» **PROBLEM DESCRIPTION**:
Every record below should be printed exactly as given.

» **EXERCISE INPUT**:
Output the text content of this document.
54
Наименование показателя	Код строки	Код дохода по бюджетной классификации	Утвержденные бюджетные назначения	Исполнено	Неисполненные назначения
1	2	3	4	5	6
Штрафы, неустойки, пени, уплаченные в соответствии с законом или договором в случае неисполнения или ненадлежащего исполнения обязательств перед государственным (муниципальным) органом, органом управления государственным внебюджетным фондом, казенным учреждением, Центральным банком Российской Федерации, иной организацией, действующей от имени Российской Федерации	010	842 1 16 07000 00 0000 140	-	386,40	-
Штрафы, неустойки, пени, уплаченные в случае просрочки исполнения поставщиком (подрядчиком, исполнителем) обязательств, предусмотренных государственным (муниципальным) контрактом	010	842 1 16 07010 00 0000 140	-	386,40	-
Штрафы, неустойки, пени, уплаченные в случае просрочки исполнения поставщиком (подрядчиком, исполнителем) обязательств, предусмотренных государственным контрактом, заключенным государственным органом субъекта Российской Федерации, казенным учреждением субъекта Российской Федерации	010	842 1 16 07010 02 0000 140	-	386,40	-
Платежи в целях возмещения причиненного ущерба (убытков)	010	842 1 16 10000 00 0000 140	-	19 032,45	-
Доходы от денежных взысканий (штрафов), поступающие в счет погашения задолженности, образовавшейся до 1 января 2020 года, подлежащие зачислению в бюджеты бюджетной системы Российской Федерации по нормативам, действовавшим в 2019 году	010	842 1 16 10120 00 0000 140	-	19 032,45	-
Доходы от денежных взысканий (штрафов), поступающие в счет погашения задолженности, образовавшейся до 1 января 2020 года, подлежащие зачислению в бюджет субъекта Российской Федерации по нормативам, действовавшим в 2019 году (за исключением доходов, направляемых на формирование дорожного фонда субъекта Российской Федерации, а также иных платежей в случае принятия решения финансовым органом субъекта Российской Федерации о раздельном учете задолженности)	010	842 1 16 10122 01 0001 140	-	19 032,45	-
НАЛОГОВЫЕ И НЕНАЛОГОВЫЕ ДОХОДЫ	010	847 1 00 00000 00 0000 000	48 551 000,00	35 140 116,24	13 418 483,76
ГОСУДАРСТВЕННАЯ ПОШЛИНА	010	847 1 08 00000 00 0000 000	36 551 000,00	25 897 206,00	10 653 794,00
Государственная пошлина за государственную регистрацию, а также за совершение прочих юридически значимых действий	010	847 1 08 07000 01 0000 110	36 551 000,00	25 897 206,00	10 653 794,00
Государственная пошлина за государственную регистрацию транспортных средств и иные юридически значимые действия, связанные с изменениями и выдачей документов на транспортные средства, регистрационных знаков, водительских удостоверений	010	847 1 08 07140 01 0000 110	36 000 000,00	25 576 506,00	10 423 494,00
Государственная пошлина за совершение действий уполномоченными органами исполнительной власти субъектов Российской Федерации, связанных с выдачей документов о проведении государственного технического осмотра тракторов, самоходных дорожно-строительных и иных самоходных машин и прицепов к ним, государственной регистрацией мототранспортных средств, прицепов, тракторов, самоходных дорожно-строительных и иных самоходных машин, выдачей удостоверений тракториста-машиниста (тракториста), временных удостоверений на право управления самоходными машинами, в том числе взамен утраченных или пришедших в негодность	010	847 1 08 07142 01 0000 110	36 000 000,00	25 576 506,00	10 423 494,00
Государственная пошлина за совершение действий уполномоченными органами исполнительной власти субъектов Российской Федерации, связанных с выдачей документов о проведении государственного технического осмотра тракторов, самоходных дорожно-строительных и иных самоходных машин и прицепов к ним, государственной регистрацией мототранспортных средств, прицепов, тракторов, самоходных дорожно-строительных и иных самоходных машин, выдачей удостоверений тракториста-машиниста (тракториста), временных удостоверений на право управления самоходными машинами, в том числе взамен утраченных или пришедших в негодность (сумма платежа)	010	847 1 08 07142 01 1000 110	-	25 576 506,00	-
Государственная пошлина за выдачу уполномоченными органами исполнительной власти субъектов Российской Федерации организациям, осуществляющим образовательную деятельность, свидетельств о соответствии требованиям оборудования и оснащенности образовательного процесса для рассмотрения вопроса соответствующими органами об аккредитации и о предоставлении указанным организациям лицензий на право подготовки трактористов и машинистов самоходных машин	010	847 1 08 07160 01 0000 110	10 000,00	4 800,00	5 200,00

» **SOLUTION TO THE EXERCISE**:
Output the text content of this document.
54
Наименование показателя	Код строки	Код дохода по бюджетной классификации	Утвержденные бюджетные назначения	Исполнено	Неисполненные назначения
1	2	3	4	5	6
Штрафы, неустойки, пени, уплаченные в соответствии с законом или договором в случае неисполнения или ненадлежащего исполнения обязательств перед государственным (муниципальным) органом, органом управления государственным внебюджетным фондом, казенным учреждением, Центральным банком Российской Федерации, иной организацией, действующей от имени Российской Федерации	010	842 1 16 07000 00 0000 140	-	386,40	-
Штрафы, неустойки, пени, уплаченные в случае просрочки исполнения поставщиком (подрядчиком, исполнителем) обязательств, предусмотренных государственным (муниципальным) контрактом	010	842 1 16 07010 00 0000 140	-	386,40	-
Штрафы, неустойки, пени, уплаченные в случае просрочки исполнения поставщиком (подрядчиком, исполнителем) обязательств, предусмотренных государственным контрактом, заключенным государственным органом субъекта Российской Федерации, казенным учреждением субъекта Российской Федерации	010	842 1 16 07010 02 0000 140	-	386,40	-
Платежи в целях возмещения причиненного ущерба (убытков)	010	842 1 16 10000 00 0000 140	-	19 032,45	-
Доходы от денежных взысканий (штрафов), поступающие в счет погашения задолженности, образовавшейся до 1 января 2020 года, подлежащие зачислению в бюджеты бюджетной системы Российской Федерации по нормативам, действовавшим в 2019 году	010	842 1 16 10120 00 0000 140	-	19 032,45	-
Доходы от денежных взысканий (штрафов), поступающие в счет погашения задолженности, образовавшейся до 1 января 2020 года, подлежащие зачислению в бюджет субъекта Российской Федерации по нормативам, действовавшим в 2019 году (за исключением доходов, направляемых на формирование дорожного фонда субъекта Российской Федерации, а также иных платежей в случае принятия решения финансовым органом субъекта Российской Федерации о раздельном учете задолженности)	010	842 1 16 10122 01 0001 140	-	19 032,45	-
НАЛОГОВЫЕ И НЕНАЛОГОВЫЕ ДОХОДЫ	010	847 1 00 00000 00 0000 000	48 551 000,00	35 140 116,24	13 418 483,76
ГОСУДАРСТВЕННАЯ ПОШЛИНА	010	847 1 08 00000 00 0000 000	36 551 000,00	25 897 206,00	10 653 794,00
Государственная пошлина за государственную регистрацию, а также за совершение прочих юридически значимых действий	010	847 1 08 07000 01 0000 110	36 551 000,00	25 897 206,00	10 653 794,00
Государственная пошлина за государственную регистрацию транспортных средств и иные юридически значимые действия, связанные с изменениями и выдачей документов на транспортные средства, регистрационных знаков, водительских удостоверений	010	847 1 08 07140 01 0000 110	36 000 000,00	25 576 506,00	10 423 494,00
Государственная пошлина за совершение действий уполномоченными органами исполнительной власти субъектов Российской Федерации, связанных с выдачей документов о проведении государственного технического осмотра тракторов, самоходных дорожно-строительных и иных самоходных машин и прицепов к ним, государственной регистрацией мототранспортных средств, прицепов, тракторов, самоходных дорожно-строительных и иных самоходных машин, выдачей удостоверений тракториста-машиниста (тракториста), временных удостоверений на право управления самоходными машинами, в том числе взамен утраченных или пришедших в негодность	010	847 1 08 07142 01 0000 110	36 000 000,00	25 576 506,00	10 423 494,00
Государственная пошлина за совершение действий уполномоченными органами исполнительной власти субъектов Российской Федерации, связанных с выдачей документов о проведении государственного технического осмотра тракторов, самоходных дорожно-строительных и иных самоходных машин и прицепов к ним, государственной регистрацией мототранспортных средств, прицепов, тракторов, самоходных дорожно-строительных и иных самоходных машин, выдачей удостоверений тракториста-машиниста (тракториста), временных удостоверений на право управления самоходными машинами, в том числе взамен утраченных или пришедших в негодность (сумма платежа)	010	847 1 08 07142 01 1000 110	-	25 576 506,00	-
Государственная пошлина за выдачу уполномоченными органами исполнительной власти субъектов Российской Федерации организациям, осуществляющим образовательную деятельность, свидетельств о соответствии требованиям оборудования и оснащенности образовательного процесса для рассмотрения вопроса соответствующими органами об аккредитации и о предоставлении указанным организациям лицензий на право подготовки трактористов и машинистов самоходных машин	010	847 1 08 07160 01 0000 110	10 000,00	4 800,00	5 200,00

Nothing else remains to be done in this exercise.